— BEGIN —

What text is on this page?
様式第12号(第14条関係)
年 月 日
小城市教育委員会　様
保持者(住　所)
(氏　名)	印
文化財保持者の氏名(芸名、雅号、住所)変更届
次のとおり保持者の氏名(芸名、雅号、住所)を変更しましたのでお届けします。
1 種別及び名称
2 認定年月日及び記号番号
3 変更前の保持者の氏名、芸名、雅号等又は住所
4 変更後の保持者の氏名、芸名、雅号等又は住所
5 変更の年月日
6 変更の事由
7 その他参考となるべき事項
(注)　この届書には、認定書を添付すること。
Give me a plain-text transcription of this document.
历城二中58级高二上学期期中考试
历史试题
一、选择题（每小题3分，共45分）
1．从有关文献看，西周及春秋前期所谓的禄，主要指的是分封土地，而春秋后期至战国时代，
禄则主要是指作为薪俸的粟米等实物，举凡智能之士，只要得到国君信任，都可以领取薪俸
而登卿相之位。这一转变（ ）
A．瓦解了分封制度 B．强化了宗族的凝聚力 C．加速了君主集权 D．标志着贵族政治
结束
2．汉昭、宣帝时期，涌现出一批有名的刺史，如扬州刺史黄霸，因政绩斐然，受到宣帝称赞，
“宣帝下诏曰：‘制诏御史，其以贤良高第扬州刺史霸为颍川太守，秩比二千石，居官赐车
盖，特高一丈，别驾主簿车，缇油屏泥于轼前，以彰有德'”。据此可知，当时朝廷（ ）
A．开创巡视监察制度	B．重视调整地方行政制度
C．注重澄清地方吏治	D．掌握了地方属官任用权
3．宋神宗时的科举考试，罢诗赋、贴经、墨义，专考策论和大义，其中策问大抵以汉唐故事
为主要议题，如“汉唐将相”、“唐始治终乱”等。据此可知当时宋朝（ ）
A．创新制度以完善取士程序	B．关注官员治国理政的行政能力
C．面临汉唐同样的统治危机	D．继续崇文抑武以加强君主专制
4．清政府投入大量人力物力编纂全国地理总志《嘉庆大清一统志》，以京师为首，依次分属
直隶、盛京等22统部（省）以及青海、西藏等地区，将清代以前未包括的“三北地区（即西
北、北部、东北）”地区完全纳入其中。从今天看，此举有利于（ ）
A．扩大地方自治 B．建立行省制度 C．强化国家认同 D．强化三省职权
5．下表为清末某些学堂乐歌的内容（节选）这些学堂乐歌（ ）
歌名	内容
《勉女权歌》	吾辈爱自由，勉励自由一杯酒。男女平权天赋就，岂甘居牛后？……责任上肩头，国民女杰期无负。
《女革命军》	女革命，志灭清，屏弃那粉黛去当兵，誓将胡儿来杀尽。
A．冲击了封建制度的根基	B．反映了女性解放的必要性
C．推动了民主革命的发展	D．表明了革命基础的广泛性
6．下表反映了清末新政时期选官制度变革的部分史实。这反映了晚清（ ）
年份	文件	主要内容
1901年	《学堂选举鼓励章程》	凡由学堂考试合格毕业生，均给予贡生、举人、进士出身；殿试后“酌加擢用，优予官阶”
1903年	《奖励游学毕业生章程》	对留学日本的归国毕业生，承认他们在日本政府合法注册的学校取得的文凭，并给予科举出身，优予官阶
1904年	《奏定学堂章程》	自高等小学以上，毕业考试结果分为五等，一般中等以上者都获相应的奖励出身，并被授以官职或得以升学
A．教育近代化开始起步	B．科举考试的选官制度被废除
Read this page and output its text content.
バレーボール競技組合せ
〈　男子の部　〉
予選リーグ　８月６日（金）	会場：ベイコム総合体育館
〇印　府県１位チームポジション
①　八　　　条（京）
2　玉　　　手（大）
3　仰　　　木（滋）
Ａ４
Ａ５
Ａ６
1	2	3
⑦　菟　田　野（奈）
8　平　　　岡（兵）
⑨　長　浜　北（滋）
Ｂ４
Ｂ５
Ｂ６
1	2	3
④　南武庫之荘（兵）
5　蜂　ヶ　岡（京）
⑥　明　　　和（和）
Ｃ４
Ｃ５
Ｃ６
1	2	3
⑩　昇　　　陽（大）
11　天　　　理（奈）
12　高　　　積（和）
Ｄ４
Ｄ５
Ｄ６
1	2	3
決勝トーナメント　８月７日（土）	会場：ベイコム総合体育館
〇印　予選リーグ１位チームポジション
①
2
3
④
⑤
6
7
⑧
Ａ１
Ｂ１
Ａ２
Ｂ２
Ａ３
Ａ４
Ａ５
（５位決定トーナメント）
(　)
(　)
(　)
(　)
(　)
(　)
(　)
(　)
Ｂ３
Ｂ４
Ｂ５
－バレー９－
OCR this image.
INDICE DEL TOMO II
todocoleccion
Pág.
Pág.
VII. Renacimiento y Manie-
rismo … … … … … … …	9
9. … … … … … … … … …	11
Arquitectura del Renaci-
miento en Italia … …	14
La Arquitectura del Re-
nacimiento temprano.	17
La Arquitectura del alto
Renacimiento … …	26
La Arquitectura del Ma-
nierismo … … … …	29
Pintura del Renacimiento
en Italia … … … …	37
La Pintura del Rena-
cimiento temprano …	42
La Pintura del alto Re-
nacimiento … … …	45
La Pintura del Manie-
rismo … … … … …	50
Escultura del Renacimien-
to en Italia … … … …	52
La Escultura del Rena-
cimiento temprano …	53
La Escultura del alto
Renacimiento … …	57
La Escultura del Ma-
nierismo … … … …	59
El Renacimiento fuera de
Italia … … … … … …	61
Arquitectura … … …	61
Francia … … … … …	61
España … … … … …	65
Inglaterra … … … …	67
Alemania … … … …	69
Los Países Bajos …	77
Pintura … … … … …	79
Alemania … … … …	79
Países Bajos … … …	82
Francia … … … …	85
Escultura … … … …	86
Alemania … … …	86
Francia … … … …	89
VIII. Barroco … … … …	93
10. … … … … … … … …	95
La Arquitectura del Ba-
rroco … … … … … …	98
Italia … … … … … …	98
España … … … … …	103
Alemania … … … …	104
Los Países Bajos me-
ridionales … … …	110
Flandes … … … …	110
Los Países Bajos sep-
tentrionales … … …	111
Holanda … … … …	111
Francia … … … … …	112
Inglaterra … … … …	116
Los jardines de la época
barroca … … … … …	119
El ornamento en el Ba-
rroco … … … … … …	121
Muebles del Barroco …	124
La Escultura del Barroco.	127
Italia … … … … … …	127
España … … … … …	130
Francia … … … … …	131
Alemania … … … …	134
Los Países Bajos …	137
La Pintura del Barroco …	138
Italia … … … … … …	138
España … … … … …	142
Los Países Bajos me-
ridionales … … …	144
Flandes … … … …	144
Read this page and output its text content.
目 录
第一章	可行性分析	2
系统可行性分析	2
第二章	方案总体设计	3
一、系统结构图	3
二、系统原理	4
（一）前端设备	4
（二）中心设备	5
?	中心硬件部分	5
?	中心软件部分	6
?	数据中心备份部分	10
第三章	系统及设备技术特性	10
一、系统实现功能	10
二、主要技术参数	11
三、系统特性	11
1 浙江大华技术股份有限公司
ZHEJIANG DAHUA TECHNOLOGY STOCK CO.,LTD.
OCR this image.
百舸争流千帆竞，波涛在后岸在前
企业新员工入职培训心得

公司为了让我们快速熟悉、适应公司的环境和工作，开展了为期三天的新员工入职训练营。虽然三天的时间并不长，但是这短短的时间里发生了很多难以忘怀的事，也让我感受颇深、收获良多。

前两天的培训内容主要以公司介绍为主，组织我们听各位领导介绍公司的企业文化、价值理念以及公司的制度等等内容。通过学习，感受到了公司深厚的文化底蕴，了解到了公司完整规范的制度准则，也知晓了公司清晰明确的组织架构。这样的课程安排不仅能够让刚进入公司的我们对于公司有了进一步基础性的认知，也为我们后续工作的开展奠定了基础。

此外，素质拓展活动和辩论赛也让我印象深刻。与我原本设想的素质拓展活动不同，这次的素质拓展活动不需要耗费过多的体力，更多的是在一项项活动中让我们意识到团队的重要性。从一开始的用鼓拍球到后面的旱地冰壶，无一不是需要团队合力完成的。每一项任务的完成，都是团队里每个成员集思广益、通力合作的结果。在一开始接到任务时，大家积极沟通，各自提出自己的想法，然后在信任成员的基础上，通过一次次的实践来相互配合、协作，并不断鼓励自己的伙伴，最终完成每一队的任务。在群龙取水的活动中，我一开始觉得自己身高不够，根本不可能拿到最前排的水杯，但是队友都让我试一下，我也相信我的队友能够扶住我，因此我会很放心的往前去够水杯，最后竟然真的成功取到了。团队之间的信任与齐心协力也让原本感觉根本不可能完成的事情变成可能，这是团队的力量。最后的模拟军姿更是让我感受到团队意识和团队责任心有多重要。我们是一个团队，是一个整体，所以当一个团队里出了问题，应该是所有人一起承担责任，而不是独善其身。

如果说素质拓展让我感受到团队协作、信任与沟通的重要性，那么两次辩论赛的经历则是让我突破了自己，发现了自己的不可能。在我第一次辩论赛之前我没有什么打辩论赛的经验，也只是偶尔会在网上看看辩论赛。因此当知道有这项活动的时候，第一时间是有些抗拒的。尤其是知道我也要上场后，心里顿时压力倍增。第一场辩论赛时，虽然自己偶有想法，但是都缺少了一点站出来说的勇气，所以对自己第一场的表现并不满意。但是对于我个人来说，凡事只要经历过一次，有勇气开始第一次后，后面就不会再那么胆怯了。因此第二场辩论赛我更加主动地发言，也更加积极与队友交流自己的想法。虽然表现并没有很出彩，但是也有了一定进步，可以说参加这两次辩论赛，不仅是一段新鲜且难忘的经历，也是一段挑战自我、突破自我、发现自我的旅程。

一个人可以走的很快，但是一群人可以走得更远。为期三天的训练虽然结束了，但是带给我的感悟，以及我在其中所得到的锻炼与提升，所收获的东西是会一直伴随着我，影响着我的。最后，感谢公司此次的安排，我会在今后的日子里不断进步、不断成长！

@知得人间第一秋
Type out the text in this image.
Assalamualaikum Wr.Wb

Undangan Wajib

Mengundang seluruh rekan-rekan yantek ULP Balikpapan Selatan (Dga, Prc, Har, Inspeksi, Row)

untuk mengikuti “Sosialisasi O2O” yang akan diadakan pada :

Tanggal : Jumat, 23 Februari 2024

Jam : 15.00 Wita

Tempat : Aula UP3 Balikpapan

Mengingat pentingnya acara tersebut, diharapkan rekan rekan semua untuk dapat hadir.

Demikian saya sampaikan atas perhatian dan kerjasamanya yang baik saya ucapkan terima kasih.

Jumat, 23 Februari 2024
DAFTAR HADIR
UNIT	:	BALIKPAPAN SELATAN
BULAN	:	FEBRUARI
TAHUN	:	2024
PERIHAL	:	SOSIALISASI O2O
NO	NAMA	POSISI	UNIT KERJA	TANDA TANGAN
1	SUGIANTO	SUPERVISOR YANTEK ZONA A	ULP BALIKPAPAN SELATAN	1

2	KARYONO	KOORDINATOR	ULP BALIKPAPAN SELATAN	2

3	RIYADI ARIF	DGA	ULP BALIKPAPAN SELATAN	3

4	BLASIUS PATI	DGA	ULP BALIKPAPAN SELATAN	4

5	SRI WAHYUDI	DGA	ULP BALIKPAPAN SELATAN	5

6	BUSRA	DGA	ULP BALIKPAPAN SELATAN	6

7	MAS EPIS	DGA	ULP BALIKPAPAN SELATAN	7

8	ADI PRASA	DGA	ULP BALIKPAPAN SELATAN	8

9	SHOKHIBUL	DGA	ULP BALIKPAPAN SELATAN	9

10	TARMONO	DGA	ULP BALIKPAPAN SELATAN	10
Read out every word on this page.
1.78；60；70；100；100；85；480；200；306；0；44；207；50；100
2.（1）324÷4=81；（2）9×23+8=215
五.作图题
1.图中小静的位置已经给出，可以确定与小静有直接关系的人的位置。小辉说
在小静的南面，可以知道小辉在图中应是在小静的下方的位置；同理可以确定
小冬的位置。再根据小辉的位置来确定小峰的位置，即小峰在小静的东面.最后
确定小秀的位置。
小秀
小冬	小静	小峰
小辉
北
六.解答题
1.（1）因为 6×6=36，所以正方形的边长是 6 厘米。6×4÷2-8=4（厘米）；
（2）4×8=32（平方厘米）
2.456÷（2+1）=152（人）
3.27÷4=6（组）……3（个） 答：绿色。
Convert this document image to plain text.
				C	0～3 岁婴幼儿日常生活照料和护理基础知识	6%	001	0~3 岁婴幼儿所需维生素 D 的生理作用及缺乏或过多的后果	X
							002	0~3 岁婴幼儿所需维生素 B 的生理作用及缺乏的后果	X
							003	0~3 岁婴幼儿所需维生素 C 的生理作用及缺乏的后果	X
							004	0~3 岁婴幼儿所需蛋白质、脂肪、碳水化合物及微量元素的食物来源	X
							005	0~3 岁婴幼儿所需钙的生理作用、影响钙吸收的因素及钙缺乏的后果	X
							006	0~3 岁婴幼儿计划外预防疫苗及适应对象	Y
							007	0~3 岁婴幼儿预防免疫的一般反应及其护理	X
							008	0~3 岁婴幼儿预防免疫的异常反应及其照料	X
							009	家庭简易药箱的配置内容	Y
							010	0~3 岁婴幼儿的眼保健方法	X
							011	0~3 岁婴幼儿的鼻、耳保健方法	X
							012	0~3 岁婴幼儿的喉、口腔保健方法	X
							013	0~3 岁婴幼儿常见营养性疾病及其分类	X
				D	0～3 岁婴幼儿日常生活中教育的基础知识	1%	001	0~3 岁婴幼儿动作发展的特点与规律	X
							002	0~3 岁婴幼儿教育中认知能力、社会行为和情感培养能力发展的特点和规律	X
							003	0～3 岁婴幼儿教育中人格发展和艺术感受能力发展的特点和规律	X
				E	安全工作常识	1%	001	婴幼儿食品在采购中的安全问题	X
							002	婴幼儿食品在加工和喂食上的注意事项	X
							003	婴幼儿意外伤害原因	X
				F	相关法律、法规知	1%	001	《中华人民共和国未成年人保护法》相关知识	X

— END —

§ Exercise objective:
Above are the records. Copy every line in them holding "Francia".

§ Solution to the problem:
Francia … … … … …	61
Francia … … … …	85
Francia … … … …	89
Francia … … … … …	112
Francia … … … … …	131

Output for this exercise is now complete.